> **Exercise task**
Look below and pull out each line with the word "Российской".

> **Working data**

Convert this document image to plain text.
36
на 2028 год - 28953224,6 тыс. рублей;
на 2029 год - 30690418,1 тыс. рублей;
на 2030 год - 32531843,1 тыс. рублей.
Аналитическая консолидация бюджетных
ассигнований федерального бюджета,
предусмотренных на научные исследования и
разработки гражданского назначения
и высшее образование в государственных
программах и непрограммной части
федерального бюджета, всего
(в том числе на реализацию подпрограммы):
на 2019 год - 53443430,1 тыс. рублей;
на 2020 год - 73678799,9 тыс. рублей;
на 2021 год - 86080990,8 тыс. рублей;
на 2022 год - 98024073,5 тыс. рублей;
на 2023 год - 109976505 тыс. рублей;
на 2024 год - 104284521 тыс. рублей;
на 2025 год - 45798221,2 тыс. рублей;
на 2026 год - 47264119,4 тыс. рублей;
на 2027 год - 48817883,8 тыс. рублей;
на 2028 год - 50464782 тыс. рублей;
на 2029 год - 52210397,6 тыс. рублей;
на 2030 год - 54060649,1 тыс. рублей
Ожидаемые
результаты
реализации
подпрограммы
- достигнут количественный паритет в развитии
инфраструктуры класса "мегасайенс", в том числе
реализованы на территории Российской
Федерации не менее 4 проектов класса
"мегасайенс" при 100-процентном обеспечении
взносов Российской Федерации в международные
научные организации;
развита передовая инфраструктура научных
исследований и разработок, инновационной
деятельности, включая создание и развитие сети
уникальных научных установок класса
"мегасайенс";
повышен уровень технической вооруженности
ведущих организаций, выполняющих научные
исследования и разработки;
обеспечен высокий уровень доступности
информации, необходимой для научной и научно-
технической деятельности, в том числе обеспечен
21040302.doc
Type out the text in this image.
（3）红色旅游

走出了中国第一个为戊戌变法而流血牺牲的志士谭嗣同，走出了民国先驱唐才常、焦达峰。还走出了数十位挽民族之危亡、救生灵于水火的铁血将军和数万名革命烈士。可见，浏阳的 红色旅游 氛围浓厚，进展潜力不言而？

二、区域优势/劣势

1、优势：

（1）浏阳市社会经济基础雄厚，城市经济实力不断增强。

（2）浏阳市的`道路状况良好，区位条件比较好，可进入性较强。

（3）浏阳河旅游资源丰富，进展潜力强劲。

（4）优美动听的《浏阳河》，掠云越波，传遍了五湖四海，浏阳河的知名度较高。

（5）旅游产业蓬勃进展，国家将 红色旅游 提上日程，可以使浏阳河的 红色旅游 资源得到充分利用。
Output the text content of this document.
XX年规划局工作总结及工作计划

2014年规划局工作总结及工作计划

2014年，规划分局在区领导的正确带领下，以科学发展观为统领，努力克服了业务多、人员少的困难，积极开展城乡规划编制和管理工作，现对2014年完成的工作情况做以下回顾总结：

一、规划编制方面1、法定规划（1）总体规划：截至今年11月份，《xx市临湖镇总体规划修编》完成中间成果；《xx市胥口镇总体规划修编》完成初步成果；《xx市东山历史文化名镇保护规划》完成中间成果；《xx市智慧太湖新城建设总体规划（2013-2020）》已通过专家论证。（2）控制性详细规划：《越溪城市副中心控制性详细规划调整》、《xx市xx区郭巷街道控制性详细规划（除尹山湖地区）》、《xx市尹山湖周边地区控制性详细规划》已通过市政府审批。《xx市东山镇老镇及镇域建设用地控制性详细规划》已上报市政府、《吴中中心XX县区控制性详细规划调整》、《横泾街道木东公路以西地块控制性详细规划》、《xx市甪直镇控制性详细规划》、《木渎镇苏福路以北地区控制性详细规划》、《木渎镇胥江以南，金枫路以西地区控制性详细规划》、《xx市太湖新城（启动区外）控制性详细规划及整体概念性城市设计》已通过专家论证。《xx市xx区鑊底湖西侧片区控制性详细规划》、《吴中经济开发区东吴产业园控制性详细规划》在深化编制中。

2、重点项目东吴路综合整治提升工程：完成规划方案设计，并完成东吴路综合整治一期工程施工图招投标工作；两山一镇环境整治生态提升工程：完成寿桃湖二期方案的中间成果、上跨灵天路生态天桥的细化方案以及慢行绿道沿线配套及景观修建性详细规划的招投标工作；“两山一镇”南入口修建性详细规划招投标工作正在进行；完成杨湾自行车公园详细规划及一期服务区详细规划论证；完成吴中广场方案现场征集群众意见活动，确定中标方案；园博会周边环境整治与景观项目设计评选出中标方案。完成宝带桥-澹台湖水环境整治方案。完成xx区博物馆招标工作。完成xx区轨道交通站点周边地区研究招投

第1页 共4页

> **Answer in full**
реализованы на территории Российской
взносов Российской Федерации в международные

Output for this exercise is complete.